Dataset listings of figures

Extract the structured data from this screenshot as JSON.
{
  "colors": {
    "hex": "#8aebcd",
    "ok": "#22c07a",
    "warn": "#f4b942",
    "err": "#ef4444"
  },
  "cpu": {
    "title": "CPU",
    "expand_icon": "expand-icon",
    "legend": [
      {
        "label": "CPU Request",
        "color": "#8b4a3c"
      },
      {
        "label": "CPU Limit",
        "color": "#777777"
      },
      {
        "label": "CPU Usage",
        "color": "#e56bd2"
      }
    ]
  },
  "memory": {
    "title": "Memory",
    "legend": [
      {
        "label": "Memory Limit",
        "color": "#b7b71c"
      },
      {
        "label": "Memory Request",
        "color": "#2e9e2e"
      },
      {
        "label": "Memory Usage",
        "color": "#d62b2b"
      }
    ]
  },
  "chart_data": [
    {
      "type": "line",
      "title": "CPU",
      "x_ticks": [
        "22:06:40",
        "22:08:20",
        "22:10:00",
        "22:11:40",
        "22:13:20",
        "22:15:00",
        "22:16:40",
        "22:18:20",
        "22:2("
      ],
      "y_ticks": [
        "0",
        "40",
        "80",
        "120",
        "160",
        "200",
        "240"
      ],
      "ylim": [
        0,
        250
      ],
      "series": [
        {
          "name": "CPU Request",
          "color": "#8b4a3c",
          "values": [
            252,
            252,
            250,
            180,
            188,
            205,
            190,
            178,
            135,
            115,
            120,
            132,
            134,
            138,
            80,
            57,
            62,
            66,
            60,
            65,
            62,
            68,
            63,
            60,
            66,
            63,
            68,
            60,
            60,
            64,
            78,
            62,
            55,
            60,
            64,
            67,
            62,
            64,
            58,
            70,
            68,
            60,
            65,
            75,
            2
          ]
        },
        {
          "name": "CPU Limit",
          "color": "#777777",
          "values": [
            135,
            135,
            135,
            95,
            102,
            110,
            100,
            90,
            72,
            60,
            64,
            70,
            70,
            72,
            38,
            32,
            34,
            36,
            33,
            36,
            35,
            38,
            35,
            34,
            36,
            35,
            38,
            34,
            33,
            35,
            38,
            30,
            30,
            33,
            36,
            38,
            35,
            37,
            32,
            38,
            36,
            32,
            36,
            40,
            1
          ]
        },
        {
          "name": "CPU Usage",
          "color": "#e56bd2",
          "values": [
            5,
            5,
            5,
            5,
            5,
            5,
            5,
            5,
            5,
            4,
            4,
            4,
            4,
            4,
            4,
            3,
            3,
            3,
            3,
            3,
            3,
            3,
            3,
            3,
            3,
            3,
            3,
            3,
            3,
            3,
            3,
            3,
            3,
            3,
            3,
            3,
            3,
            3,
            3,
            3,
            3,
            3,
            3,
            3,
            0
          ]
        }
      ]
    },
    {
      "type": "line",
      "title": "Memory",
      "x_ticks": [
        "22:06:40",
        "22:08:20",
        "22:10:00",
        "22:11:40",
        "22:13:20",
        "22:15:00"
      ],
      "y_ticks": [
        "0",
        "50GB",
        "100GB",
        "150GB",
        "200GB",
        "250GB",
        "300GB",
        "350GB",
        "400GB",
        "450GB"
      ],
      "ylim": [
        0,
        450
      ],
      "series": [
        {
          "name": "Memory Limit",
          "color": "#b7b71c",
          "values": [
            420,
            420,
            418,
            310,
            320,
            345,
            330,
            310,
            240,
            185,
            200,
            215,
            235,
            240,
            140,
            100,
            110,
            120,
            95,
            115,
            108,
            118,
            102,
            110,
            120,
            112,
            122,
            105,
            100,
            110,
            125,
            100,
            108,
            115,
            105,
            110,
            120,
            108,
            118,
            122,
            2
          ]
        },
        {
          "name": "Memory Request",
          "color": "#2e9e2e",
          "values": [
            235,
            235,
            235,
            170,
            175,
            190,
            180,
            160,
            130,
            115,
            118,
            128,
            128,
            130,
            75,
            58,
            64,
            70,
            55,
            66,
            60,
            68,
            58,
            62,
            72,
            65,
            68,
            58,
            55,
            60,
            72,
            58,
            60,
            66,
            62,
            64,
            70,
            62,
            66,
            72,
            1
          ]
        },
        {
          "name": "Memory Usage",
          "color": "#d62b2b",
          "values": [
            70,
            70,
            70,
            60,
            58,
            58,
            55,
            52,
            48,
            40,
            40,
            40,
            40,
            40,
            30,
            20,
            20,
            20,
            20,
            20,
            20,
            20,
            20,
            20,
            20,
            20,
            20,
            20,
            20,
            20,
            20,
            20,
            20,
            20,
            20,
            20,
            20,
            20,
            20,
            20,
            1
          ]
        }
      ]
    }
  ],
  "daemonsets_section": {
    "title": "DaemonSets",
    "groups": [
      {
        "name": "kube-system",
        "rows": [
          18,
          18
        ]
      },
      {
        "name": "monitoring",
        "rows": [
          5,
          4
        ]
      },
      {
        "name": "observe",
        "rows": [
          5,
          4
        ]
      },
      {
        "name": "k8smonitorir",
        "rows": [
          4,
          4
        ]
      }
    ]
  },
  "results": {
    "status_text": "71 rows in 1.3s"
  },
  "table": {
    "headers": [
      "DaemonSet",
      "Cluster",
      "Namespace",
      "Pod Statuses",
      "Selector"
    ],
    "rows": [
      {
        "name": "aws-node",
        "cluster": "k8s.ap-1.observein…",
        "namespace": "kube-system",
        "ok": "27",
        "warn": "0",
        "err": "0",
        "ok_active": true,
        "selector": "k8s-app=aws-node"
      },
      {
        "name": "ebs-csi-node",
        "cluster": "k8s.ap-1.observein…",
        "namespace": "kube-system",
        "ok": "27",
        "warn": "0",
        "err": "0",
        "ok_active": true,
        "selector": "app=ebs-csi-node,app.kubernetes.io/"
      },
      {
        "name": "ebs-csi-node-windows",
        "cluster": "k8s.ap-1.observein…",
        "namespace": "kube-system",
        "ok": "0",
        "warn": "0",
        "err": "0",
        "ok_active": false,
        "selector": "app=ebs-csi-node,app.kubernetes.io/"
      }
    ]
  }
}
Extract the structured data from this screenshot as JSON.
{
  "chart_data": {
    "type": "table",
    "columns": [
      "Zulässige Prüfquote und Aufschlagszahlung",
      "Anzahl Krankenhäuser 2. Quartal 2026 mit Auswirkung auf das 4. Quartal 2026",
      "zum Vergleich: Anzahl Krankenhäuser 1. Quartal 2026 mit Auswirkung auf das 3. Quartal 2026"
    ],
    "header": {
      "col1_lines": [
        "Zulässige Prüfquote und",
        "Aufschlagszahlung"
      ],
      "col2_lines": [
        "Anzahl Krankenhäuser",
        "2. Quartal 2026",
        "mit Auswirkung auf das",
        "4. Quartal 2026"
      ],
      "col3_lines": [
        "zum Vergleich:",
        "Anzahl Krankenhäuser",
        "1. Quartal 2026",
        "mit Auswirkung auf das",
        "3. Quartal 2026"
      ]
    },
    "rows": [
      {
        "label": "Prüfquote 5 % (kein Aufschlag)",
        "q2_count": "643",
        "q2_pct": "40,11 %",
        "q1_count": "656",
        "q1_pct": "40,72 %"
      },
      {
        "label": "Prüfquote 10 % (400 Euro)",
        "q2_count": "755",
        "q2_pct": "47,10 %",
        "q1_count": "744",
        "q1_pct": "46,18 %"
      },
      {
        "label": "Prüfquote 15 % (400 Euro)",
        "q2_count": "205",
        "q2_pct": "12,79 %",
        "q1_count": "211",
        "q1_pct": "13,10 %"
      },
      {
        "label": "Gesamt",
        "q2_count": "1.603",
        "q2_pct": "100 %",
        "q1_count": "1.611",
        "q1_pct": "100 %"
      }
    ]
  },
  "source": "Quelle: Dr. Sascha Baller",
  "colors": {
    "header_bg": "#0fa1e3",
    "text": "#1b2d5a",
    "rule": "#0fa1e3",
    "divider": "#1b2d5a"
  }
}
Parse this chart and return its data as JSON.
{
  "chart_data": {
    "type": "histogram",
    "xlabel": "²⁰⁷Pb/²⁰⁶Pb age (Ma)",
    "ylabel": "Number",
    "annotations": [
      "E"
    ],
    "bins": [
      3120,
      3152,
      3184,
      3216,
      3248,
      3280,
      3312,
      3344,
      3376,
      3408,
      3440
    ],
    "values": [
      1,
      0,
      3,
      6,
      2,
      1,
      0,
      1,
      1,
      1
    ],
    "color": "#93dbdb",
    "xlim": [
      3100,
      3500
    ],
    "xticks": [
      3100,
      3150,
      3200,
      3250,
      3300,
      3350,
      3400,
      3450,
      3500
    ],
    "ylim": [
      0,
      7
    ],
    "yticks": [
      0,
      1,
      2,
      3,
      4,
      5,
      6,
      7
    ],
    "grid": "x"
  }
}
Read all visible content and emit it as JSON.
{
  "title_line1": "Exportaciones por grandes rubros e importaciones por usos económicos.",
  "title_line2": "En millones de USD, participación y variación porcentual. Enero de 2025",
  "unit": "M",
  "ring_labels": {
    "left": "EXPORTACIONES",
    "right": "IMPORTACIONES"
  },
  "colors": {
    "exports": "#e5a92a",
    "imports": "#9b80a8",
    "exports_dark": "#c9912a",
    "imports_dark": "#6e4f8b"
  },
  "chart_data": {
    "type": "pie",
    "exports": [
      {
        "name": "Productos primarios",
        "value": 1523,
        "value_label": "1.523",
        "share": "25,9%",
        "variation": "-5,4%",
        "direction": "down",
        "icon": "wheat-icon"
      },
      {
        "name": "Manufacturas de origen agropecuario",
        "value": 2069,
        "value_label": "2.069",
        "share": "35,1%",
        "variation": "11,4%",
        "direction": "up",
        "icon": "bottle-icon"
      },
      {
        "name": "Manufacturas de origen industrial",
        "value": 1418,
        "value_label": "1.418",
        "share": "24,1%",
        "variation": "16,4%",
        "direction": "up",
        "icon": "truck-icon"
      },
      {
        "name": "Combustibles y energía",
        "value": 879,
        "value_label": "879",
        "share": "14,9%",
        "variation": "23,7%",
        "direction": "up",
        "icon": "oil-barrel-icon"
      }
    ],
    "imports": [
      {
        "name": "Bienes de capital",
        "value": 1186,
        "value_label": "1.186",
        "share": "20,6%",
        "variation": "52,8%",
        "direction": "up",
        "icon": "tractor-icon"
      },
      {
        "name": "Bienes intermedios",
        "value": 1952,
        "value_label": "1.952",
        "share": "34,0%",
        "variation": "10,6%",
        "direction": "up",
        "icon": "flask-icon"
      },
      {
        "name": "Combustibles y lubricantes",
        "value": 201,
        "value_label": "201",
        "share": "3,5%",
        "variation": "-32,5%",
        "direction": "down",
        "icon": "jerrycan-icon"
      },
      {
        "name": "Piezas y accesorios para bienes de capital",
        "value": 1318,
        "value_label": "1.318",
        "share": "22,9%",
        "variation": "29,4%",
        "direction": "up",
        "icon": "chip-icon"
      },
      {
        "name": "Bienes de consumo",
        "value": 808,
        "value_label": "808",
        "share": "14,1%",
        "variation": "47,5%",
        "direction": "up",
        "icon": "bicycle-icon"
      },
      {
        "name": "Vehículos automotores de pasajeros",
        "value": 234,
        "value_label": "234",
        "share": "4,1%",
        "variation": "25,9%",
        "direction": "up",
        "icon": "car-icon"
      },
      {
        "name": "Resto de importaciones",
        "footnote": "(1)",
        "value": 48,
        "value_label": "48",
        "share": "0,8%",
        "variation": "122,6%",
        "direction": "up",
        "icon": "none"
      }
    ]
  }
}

INSTRUCTIONS FOR THE TASK
In the entries above, locate every line with the word "Prüfquote" and copy it.

RESPONSE TO THE EXERCISE
      "Zulässige Prüfquote und Aufschlagszahlung",
        "Zulässige Prüfquote und",
        "label": "Prüfquote 5 % (kein Aufschlag)",
        "label": "Prüfquote 10 % (400 Euro)",
        "label": "Prüfquote 15 % (400 Euro)",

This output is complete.